* What needs to be done
Omit the pictures, then reproduce every remaining record exactly.

* Materials provided
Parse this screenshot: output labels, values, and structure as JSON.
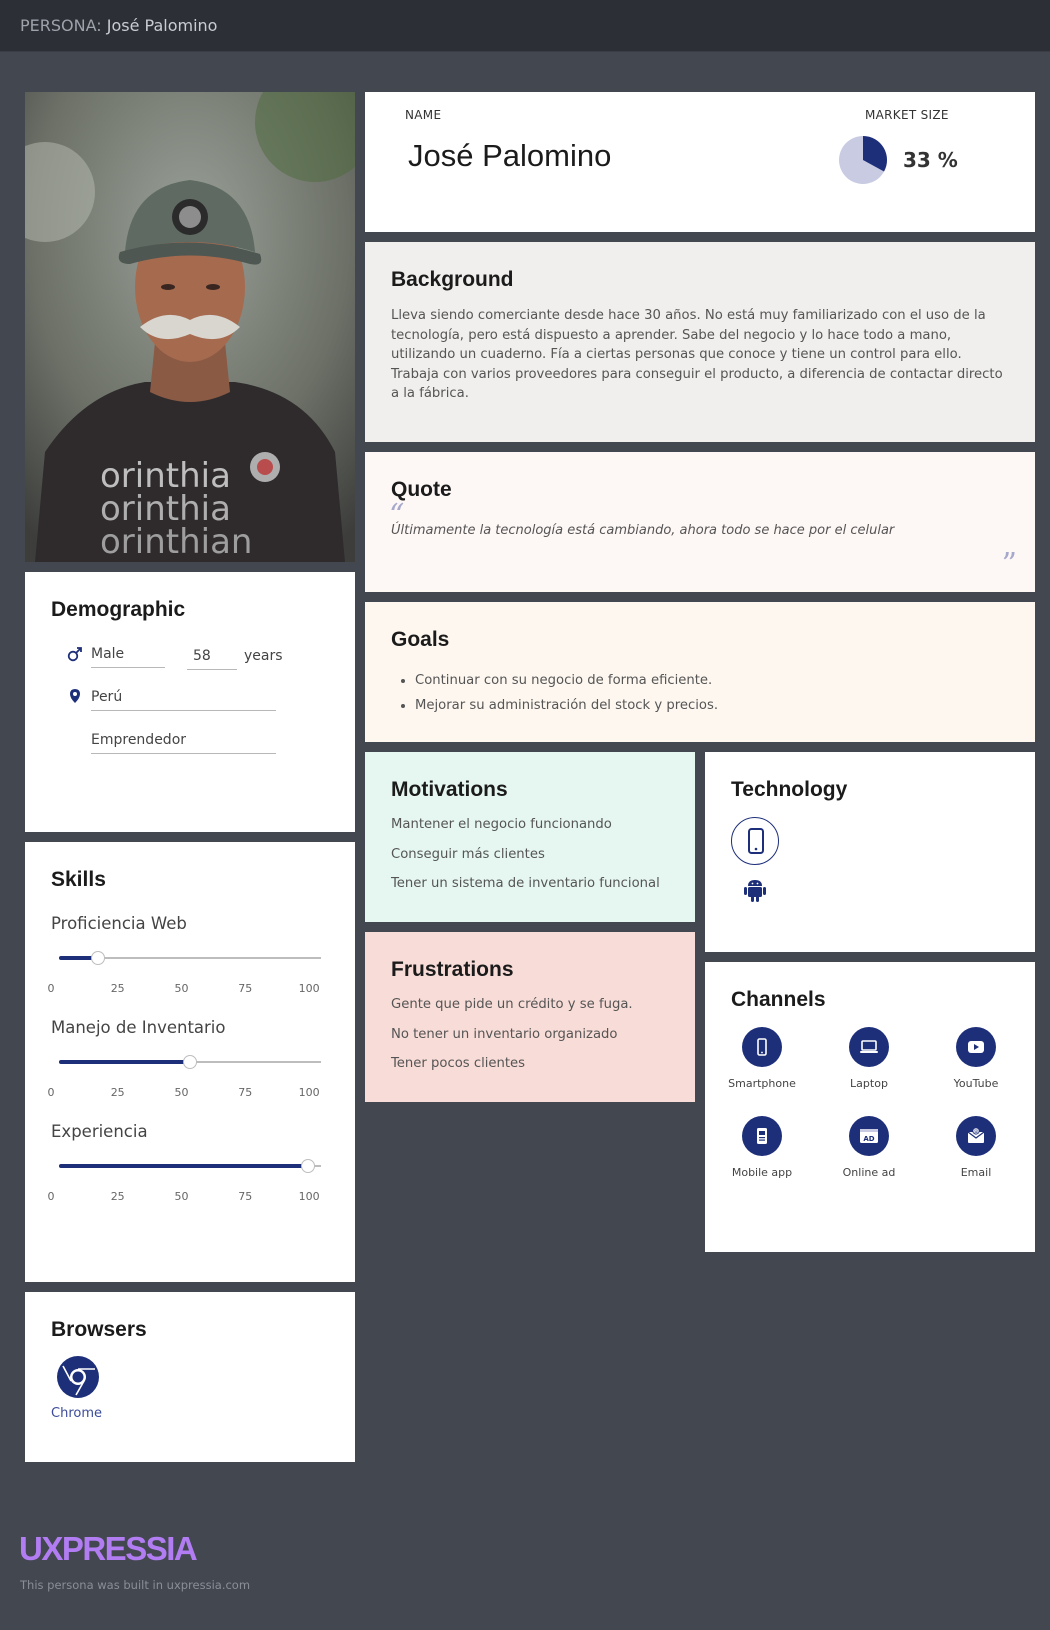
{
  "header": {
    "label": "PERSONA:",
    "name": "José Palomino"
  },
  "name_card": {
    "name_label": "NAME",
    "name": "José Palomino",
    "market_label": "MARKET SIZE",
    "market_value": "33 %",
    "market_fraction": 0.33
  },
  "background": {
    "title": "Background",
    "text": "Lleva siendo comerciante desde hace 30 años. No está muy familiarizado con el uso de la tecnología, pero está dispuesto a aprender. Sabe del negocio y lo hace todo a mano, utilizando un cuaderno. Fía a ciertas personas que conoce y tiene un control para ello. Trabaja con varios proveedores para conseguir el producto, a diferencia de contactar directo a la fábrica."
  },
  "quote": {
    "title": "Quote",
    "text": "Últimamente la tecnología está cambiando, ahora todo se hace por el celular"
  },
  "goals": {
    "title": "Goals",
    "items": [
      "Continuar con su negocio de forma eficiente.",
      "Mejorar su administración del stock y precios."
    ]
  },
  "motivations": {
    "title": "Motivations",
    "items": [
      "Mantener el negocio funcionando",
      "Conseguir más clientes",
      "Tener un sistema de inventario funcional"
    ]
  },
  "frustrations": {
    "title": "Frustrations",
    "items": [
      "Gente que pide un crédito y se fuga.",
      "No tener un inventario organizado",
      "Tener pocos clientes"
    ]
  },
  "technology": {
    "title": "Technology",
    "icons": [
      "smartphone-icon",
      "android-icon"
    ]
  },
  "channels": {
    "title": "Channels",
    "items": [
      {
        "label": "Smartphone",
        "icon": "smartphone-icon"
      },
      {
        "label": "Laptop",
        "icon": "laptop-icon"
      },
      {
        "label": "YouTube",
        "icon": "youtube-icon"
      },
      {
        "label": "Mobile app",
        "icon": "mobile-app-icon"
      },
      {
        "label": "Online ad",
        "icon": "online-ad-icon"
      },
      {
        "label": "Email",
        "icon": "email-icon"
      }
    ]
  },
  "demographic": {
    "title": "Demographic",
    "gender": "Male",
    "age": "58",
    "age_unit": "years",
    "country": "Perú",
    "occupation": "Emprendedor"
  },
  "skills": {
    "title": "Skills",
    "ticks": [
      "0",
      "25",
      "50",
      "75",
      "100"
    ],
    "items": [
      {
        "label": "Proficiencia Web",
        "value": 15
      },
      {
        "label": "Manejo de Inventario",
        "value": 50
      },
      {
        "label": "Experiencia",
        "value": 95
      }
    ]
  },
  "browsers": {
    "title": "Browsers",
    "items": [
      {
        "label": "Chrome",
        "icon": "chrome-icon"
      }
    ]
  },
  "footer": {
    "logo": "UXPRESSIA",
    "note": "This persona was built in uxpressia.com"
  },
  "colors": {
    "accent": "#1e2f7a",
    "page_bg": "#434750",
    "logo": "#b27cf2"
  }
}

* Exercise response
Parse this screenshot: output labels, values, and structure as JSON.
{
  "header": {
    "label": "PERSONA:",
    "name": "José Palomino"
  },
  "name_card": {
    "name_label": "NAME",
    "name": "José Palomino",
    "market_label": "MARKET SIZE",
    "market_value": "33 %",
    "market_fraction": 0.33
  },
  "background": {
    "title": "Background",
    "text": "Lleva siendo comerciante desde hace 30 años. No está muy familiarizado con el uso de la tecnología, pero está dispuesto a aprender. Sabe del negocio y lo hace todo a mano, utilizando un cuaderno. Fía a ciertas personas que conoce y tiene un control para ello. Trabaja con varios proveedores para conseguir el producto, a diferencia de contactar directo a la fábrica."
  },
  "quote": {
    "title": "Quote",
    "text": "Últimamente la tecnología está cambiando, ahora todo se hace por el celular"
  },
  "goals": {
    "title": "Goals",
    "items": [
      "Continuar con su negocio de forma eficiente.",
      "Mejorar su administración del stock y precios."
    ]
  },
  "motivations": {
    "title": "Motivations",
    "items": [
      "Mantener el negocio funcionando",
      "Conseguir más clientes",
      "Tener un sistema de inventario funcional"
    ]
  },
  "frustrations": {
    "title": "Frustrations",
    "items": [
      "Gente que pide un crédito y se fuga.",
      "No tener un inventario organizado",
      "Tener pocos clientes"
    ]
  },
  "technology": {
    "title": "Technology",
    "icons": [
      "smartphone-icon",
      "android-icon"
    ]
  },
  "channels": {
    "title": "Channels",
    "items": [
      {
        "label": "Smartphone",
        "icon": "smartphone-icon"
      },
      {
        "label": "Laptop",
        "icon": "laptop-icon"
      },
      {
        "label": "YouTube",
        "icon": "youtube-icon"
      },
      {
        "label": "Mobile app",
        "icon": "mobile-app-icon"
      },
      {
        "label": "Online ad",
        "icon": "online-ad-icon"
      },
      {
        "label": "Email",
        "icon": "email-icon"
      }
    ]
  },
  "demographic": {
    "title": "Demographic",
    "gender": "Male",
    "age": "58",
    "age_unit": "years",
    "country": "Perú",
    "occupation": "Emprendedor"
  },
  "skills": {
    "title": "Skills",
    "ticks": [
      "0",
      "25",
      "50",
      "75",
      "100"
    ],
    "items": [
      {
        "label": "Proficiencia Web",
        "value": 15
      },
      {
        "label": "Manejo de Inventario",
        "value": 50
      },
      {
        "label": "Experiencia",
        "value": 95
      }
    ]
  },
  "browsers": {
    "title": "Browsers",
    "items": [
      {
        "label": "Chrome",
        "icon": "chrome-icon"
      }
    ]
  },
  "footer": {
    "logo": "UXPRESSIA",
    "note": "This persona was built in uxpressia.com"
  },
  "colors": {
    "accent": "#1e2f7a",
    "page_bg": "#434750",
    "logo": "#b27cf2"
  }
}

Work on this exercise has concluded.